- **Task brief**
Reproduce all the lines below exactly and omit the images.

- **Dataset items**
##########

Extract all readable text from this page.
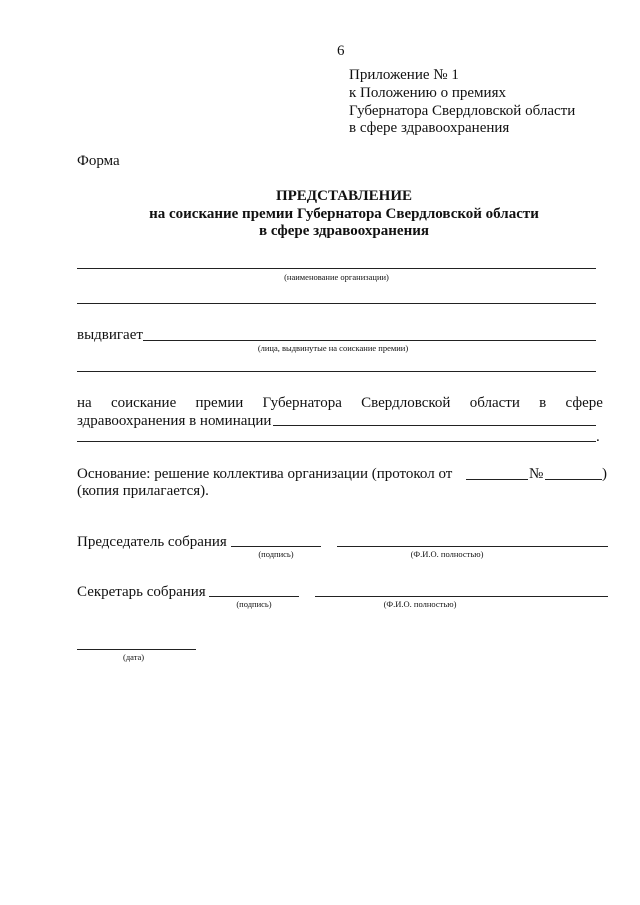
6
Приложение № 1
к Положению о премиях
Губернатора Свердловской области
в сфере здравоохранения
Форма
ПРЕДСТАВЛЕНИЕ
на соискание премии Губернатора Свердловской области
в сфере здравоохранения
(наименование организации)
выдвигает
(лица, выдвинутые на соискание премии)
на соискание премии Губернатора Свердловской области в сфере
здравоохранения в номинации
.
Основание: решение коллектива организации (протокол от	№	)
(копия прилагается).
Председатель собрания
(подпись)	(Ф.И.О. полностью)
Секретарь собрания
(подпись)	(Ф.И.О. полностью)
(дата)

##########

- **Answer to the problem**
Extract all readable text from this page.
6
Приложение № 1
к Положению о премиях
Губернатора Свердловской области
в сфере здравоохранения
Форма
ПРЕДСТАВЛЕНИЕ
на соискание премии Губернатора Свердловской области
в сфере здравоохранения
(наименование организации)
выдвигает
(лица, выдвинутые на соискание премии)
на соискание премии Губернатора Свердловской области в сфере
здравоохранения в номинации
.
Основание: решение коллектива организации (протокол от	№	)
(копия прилагается).
Председатель собрания
(подпись)	(Ф.И.О. полностью)
Секретарь собрания
(подпись)	(Ф.И.О. полностью)
(дата)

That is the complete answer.